Exercise instructions:
An exact copy of all the data is required, with pictures left out.

Dataset records:
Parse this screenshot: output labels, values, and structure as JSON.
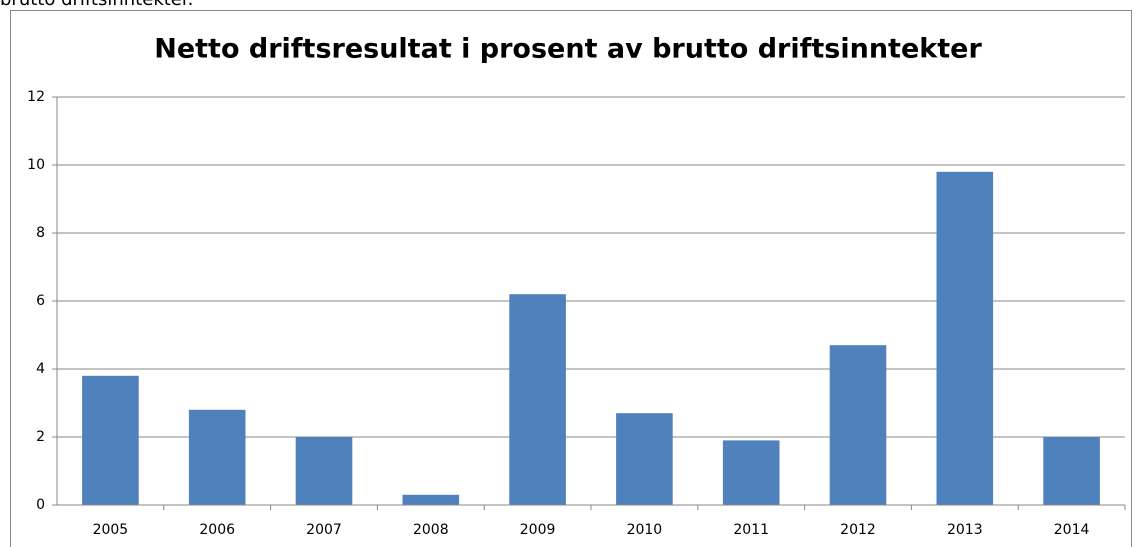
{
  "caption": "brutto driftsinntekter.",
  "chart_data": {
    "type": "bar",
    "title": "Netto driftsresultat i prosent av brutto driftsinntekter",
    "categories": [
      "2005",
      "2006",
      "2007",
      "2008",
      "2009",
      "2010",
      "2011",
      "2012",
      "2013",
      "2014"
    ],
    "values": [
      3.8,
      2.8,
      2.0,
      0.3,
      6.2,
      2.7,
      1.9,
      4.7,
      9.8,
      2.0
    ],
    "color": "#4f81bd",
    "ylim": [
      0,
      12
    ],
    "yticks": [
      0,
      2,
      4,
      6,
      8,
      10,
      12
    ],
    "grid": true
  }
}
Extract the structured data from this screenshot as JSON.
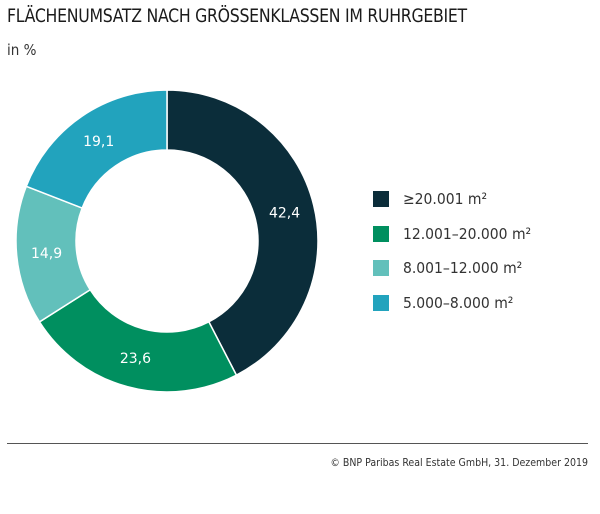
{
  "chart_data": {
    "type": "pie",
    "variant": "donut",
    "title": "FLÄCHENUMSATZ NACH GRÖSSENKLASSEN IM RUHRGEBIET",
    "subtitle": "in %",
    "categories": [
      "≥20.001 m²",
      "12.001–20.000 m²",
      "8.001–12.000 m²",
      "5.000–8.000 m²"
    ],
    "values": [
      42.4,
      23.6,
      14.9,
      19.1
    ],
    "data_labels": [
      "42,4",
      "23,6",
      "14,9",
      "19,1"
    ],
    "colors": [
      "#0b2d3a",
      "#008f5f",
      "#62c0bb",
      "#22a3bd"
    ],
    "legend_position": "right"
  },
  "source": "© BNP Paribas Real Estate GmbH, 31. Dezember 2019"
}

Exercise answer:
Parse this screenshot: output labels, values, and structure as JSON.
{
  "caption": "brutto driftsinntekter.",
  "chart_data": {
    "type": "bar",
    "title": "Netto driftsresultat i prosent av brutto driftsinntekter",
    "categories": [
      "2005",
      "2006",
      "2007",
      "2008",
      "2009",
      "2010",
      "2011",
      "2012",
      "2013",
      "2014"
    ],
    "values": [
      3.8,
      2.8,
      2.0,
      0.3,
      6.2,
      2.7,
      1.9,
      4.7,
      9.8,
      2.0
    ],
    "color": "#4f81bd",
    "ylim": [
      0,
      12
    ],
    "yticks": [
      0,
      2,
      4,
      6,
      8,
      10,
      12
    ],
    "grid": true
  }
}
Extract the structured data from this screenshot as JSON.
{
  "chart_data": {
    "type": "pie",
    "variant": "donut",
    "title": "FLÄCHENUMSATZ NACH GRÖSSENKLASSEN IM RUHRGEBIET",
    "subtitle": "in %",
    "categories": [
      "≥20.001 m²",
      "12.001–20.000 m²",
      "8.001–12.000 m²",
      "5.000–8.000 m²"
    ],
    "values": [
      42.4,
      23.6,
      14.9,
      19.1
    ],
    "data_labels": [
      "42,4",
      "23,6",
      "14,9",
      "19,1"
    ],
    "colors": [
      "#0b2d3a",
      "#008f5f",
      "#62c0bb",
      "#22a3bd"
    ],
    "legend_position": "right"
  },
  "source": "© BNP Paribas Real Estate GmbH, 31. Dezember 2019"
}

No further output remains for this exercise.